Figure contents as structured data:
= = = =

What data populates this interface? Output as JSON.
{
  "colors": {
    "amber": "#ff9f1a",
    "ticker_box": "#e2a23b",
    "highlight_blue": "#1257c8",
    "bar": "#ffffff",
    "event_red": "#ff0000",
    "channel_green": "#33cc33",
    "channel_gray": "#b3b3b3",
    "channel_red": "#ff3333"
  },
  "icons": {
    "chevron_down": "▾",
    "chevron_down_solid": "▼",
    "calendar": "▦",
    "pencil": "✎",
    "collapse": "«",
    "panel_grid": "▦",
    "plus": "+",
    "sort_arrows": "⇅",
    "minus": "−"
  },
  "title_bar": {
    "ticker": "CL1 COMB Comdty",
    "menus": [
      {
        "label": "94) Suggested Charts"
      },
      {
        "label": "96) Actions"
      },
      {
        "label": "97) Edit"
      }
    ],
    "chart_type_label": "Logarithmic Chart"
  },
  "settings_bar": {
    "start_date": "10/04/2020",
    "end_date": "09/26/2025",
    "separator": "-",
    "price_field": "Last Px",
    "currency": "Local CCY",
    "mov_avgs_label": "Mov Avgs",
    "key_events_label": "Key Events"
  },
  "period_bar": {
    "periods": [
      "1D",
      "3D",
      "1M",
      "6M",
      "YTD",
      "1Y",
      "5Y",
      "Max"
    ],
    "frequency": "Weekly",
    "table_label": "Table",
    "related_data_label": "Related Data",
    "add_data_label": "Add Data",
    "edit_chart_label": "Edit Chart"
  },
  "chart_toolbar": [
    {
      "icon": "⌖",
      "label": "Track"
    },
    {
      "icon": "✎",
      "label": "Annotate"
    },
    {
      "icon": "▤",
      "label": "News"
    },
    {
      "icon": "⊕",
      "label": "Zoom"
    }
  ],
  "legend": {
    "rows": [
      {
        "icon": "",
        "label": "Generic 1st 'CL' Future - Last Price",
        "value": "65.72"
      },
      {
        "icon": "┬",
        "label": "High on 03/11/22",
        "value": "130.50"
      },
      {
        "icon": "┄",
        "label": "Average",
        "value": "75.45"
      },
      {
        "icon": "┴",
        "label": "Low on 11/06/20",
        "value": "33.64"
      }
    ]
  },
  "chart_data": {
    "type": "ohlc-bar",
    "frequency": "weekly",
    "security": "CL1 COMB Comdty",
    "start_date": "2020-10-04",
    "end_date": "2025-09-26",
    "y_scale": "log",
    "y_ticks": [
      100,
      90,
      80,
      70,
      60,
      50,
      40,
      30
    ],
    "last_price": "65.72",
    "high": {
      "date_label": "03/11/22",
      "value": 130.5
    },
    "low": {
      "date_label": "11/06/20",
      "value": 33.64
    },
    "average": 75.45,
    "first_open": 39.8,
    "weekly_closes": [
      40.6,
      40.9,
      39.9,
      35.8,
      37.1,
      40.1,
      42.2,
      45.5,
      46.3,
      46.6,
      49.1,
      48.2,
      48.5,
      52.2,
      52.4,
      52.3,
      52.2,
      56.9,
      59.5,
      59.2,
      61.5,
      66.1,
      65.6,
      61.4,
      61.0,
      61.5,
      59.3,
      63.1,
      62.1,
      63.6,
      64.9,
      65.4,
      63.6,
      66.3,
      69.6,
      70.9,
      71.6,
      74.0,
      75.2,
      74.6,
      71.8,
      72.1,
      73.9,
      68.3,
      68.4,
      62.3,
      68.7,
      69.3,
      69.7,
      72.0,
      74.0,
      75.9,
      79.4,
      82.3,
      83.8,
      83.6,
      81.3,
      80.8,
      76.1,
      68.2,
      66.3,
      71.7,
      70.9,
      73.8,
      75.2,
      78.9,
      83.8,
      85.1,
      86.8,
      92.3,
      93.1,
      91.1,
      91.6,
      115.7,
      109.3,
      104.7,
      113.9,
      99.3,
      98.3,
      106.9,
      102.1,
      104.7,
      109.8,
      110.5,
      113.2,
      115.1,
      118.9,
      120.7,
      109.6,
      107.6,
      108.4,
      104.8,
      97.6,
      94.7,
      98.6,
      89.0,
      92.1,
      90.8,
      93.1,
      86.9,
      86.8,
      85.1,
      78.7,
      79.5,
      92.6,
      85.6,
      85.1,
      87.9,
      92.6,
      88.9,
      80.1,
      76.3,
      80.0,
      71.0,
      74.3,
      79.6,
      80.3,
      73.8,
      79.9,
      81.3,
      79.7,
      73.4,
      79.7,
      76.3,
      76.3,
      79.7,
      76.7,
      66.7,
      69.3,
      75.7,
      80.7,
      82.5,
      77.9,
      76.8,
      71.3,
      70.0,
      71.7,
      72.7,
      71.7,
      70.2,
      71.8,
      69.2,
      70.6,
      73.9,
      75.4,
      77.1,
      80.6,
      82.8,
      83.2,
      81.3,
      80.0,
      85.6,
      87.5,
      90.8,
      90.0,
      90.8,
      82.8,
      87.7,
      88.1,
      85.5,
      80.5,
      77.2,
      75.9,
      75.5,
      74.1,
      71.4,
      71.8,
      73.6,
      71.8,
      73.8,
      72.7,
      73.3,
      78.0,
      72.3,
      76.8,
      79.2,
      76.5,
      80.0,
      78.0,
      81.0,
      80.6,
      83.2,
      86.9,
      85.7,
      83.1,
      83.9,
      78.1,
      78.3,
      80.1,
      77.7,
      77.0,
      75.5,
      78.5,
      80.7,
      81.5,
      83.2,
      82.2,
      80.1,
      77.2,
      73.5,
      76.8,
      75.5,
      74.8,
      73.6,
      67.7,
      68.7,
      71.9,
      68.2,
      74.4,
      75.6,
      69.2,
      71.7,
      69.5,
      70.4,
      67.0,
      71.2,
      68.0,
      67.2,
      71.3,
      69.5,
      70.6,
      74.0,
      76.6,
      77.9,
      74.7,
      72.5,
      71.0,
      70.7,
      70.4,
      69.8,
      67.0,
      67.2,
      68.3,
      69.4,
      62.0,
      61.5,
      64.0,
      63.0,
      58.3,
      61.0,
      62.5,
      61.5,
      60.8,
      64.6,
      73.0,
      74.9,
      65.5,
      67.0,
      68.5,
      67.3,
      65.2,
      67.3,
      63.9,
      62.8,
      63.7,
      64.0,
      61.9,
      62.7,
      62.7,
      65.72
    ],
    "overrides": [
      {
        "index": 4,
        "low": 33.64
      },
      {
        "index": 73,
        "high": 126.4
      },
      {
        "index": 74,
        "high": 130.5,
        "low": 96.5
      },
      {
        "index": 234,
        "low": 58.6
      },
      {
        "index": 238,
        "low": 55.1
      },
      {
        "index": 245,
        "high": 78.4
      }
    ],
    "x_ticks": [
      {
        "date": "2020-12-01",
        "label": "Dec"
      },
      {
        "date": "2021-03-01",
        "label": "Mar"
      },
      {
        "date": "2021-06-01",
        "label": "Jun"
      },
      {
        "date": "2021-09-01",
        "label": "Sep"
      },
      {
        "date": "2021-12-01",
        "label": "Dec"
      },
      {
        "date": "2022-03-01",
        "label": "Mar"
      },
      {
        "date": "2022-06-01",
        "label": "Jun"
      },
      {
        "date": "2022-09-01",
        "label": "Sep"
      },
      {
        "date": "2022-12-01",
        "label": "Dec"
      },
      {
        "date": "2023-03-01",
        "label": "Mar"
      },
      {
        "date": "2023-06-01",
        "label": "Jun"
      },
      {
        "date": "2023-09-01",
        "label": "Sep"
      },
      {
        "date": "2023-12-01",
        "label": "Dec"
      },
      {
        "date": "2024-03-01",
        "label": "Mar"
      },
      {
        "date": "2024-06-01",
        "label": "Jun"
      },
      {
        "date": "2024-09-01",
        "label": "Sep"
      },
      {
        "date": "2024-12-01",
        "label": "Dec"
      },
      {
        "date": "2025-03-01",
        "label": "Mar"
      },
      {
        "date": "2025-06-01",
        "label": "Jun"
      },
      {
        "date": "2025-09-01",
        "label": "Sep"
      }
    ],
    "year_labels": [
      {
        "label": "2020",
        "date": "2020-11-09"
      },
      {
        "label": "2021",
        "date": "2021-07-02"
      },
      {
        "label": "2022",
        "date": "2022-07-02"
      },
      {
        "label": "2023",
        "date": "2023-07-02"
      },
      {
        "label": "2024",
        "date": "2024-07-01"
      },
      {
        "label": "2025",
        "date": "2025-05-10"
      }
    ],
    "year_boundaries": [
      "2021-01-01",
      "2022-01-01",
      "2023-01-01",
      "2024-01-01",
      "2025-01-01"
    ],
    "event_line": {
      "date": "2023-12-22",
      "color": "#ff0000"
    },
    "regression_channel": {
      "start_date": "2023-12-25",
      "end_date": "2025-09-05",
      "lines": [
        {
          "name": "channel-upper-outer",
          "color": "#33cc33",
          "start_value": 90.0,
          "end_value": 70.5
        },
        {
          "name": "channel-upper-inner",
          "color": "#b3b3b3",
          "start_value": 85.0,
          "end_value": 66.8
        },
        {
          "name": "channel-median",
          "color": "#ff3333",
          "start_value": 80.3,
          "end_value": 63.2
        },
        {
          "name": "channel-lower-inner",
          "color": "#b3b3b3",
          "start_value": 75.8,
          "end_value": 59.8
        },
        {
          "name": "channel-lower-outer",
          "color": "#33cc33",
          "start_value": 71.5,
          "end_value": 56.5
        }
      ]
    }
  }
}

= = = =

» **Your task**
Count every line of the records that holds "frequency". State the number, nothing else.

» **Result for this exercise**
2